# [Exercise details]
Copy the stretch of the listing below from the line containing "localize each UI" through the line containing "count-table: Ni Ba", including both of those lines.

# [Data rows]
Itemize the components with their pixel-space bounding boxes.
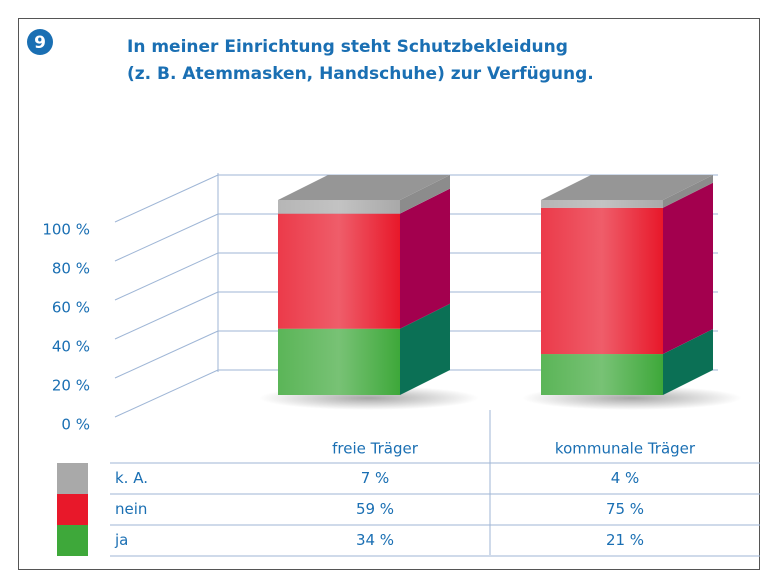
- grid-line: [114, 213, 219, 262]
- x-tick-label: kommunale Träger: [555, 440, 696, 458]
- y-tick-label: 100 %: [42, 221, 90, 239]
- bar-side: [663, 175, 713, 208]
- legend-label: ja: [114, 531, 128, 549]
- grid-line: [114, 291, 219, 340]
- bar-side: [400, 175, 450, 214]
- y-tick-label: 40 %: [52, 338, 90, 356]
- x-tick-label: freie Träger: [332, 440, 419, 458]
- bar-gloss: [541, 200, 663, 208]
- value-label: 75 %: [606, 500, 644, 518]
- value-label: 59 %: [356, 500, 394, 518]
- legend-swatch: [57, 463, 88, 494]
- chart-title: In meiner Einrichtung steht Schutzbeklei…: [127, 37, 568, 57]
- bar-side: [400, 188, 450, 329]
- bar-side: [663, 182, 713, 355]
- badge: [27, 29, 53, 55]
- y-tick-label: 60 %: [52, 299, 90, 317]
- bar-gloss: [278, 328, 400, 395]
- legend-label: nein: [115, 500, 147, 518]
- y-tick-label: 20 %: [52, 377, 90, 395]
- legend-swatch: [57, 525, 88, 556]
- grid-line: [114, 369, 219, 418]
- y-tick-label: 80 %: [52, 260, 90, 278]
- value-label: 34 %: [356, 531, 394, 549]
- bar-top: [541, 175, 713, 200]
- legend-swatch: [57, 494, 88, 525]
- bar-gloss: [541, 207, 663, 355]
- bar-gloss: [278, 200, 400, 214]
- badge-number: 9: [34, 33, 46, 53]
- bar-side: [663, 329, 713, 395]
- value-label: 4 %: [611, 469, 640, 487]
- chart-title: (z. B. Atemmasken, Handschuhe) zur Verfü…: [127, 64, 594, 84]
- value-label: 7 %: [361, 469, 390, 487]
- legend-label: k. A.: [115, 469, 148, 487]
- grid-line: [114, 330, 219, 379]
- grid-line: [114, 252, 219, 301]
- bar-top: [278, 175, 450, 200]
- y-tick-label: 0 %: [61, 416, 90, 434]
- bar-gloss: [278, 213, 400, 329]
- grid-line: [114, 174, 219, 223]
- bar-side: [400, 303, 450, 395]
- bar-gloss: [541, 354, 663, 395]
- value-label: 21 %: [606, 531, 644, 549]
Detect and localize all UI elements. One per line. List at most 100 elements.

==

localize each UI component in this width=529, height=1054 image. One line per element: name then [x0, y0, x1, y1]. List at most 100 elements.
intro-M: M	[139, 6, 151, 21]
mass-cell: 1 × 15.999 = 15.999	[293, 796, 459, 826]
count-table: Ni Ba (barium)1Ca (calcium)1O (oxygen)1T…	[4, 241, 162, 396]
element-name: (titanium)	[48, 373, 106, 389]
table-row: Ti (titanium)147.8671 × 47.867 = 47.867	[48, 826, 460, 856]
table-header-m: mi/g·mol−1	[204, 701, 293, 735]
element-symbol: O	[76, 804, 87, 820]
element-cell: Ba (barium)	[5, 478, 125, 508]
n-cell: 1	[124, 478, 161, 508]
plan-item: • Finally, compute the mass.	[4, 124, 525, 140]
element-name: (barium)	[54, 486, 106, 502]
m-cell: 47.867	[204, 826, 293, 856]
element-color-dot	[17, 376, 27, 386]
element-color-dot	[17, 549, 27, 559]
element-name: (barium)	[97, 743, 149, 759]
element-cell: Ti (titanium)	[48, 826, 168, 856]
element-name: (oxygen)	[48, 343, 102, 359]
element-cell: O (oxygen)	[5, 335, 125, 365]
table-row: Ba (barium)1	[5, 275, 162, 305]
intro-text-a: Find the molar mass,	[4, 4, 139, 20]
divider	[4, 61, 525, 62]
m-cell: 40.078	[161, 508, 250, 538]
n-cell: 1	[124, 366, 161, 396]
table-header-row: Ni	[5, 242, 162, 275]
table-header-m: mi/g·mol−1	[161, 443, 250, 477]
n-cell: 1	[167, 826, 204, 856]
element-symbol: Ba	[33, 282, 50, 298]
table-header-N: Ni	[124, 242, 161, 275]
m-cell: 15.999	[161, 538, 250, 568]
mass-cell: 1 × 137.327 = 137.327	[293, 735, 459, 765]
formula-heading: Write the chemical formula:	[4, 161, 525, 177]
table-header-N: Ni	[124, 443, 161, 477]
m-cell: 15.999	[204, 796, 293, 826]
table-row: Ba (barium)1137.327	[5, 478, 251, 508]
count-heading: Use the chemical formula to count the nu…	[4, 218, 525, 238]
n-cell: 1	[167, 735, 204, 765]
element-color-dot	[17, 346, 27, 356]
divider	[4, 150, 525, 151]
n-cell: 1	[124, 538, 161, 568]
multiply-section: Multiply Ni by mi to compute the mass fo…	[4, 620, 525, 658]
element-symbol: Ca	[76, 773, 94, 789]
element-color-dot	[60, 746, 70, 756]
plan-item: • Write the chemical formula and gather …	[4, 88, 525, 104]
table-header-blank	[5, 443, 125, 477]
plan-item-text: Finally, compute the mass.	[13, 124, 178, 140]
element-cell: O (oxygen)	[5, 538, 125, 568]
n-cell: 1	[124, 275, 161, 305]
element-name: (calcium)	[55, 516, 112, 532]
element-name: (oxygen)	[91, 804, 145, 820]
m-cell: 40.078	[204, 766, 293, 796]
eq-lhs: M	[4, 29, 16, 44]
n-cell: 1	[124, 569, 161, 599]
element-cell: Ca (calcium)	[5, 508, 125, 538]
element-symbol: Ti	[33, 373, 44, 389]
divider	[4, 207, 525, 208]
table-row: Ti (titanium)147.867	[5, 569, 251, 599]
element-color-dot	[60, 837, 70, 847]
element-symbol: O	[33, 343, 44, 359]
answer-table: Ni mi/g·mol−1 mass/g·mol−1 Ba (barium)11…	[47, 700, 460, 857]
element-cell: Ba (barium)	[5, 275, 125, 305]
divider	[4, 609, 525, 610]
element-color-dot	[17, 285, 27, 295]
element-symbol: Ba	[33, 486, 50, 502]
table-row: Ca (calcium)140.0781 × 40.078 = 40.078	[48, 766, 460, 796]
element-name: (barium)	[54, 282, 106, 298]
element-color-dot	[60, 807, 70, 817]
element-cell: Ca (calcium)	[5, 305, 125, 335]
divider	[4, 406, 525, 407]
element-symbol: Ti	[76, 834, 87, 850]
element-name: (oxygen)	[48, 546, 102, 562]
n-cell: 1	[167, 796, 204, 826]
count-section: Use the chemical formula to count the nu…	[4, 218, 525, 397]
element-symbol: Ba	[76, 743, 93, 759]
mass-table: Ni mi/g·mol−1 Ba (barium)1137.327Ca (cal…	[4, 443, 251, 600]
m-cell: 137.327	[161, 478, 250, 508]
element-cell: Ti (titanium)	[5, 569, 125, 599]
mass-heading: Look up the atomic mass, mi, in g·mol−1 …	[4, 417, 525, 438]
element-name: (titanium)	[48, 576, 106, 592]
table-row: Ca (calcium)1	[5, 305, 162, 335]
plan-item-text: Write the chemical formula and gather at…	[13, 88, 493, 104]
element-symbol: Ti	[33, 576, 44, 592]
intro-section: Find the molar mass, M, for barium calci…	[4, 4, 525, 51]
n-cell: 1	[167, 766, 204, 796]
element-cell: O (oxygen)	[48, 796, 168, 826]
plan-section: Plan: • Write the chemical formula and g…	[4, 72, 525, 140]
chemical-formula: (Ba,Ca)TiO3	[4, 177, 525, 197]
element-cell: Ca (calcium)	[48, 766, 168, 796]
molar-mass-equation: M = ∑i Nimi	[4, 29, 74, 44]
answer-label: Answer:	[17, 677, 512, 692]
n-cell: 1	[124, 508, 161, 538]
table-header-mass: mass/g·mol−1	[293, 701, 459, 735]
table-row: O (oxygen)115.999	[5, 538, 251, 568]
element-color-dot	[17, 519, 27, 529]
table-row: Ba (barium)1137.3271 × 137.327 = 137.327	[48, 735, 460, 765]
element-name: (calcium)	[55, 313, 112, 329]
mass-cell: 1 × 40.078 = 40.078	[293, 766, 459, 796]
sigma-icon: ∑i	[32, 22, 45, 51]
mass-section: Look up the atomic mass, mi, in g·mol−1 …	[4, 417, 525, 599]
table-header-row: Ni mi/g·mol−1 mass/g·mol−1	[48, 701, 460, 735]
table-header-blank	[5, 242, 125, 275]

# [Output for this exercise]
localize each UI component in this width=529, height=1054 image. One line per element: name then [x0, y0, x1, y1]. List at most 100 elements.
intro-M: M	[139, 6, 151, 21]
mass-cell: 1 × 15.999 = 15.999	[293, 796, 459, 826]
count-table: Ni Ba (barium)1Ca (calcium)1O (oxygen)1T…	[4, 241, 162, 396]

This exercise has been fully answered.